Given task:
Return exactly the lines of the data below, from the one that contains "Convert this screenshot" through the final line, and leave out every picture.

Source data
■ ■ ■ ■ ■ ■ ■

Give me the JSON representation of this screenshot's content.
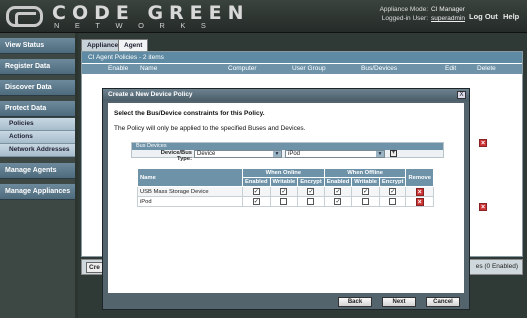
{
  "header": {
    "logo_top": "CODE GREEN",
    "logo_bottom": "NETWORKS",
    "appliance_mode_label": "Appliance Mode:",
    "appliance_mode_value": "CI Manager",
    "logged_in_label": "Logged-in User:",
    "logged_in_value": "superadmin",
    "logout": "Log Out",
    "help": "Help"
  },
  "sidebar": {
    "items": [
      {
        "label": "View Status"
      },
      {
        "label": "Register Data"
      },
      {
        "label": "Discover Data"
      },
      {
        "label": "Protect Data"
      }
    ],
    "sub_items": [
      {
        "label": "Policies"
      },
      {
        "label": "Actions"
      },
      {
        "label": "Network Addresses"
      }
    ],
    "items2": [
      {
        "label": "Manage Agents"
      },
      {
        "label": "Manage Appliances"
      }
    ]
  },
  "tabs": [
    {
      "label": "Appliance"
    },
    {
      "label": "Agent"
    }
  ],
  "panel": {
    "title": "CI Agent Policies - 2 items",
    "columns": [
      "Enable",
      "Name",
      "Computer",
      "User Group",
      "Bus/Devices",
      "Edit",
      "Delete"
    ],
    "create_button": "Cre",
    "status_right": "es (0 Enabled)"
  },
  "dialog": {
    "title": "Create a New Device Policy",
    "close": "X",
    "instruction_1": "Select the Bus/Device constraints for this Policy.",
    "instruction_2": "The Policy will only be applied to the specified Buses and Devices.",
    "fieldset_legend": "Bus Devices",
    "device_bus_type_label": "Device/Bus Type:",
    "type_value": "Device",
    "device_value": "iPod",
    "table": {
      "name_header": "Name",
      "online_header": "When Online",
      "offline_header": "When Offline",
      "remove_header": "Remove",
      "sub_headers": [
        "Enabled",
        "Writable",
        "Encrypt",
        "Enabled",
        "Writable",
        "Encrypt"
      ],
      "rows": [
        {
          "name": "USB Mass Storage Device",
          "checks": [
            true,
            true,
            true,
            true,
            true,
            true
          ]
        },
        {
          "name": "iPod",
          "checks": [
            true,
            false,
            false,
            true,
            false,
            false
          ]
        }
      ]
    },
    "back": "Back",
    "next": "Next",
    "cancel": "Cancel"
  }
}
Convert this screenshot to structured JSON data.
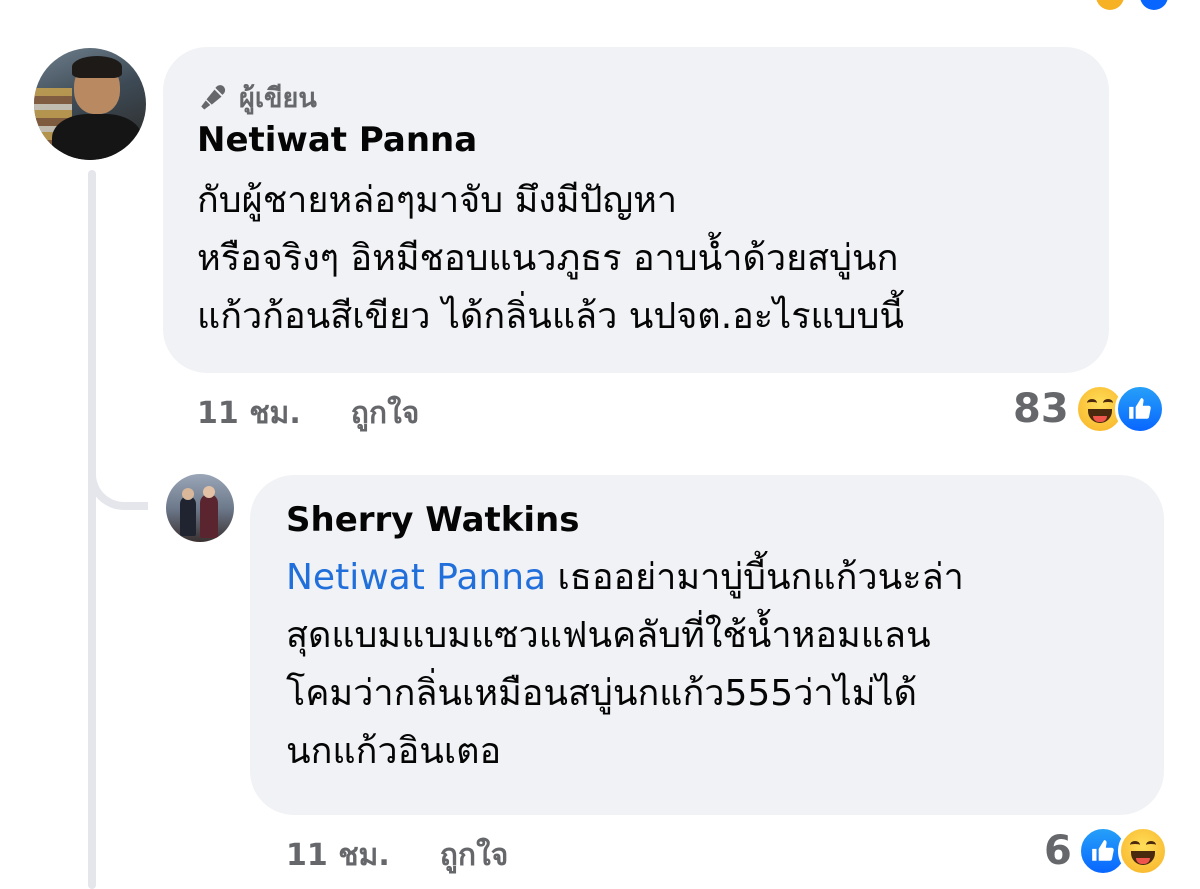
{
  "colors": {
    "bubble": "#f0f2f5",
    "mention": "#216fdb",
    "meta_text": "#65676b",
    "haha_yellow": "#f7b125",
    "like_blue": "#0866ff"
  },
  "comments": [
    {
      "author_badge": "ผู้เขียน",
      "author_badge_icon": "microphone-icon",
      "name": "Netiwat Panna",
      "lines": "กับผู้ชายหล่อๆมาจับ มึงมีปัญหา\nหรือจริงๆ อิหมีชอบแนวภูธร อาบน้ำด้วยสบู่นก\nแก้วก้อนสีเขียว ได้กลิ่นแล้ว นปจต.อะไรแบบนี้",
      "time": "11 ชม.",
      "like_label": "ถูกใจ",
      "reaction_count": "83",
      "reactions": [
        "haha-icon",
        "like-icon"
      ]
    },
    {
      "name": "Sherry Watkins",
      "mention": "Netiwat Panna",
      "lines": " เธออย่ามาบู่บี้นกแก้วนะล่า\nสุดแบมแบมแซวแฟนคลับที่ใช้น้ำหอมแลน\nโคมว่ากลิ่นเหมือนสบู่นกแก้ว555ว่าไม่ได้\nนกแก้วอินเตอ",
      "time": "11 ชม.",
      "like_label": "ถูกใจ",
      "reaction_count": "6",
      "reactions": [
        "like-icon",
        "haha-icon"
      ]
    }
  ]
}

■ ■ ■ ■ ■ ■ ■

Task answer:
Convert this screenshot to structured JSON data.
{
  "colors": {
    "bubble": "#f0f2f5",
    "mention": "#216fdb",
    "meta_text": "#65676b",
    "haha_yellow": "#f7b125",
    "like_blue": "#0866ff"
  },
  "comments": [
    {
      "author_badge": "ผู้เขียน",
      "author_badge_icon": "microphone-icon",
      "name": "Netiwat Panna",
      "lines": "กับผู้ชายหล่อๆมาจับ มึงมีปัญหา\nหรือจริงๆ อิหมีชอบแนวภูธร อาบน้ำด้วยสบู่นก\nแก้วก้อนสีเขียว ได้กลิ่นแล้ว นปจต.อะไรแบบนี้",
      "time": "11 ชม.",
      "like_label": "ถูกใจ",
      "reaction_count": "83",
      "reactions": [
        "haha-icon",
        "like-icon"
      ]
    },
    {
      "name": "Sherry Watkins",
      "mention": "Netiwat Panna",
      "lines": " เธออย่ามาบู่บี้นกแก้วนะล่า\nสุดแบมแบมแซวแฟนคลับที่ใช้น้ำหอมแลน\nโคมว่ากลิ่นเหมือนสบู่นกแก้ว555ว่าไม่ได้\nนกแก้วอินเตอ",
      "time": "11 ชม.",
      "like_label": "ถูกใจ",
      "reaction_count": "6",
      "reactions": [
        "like-icon",
        "haha-icon"
      ]
    }
  ]
}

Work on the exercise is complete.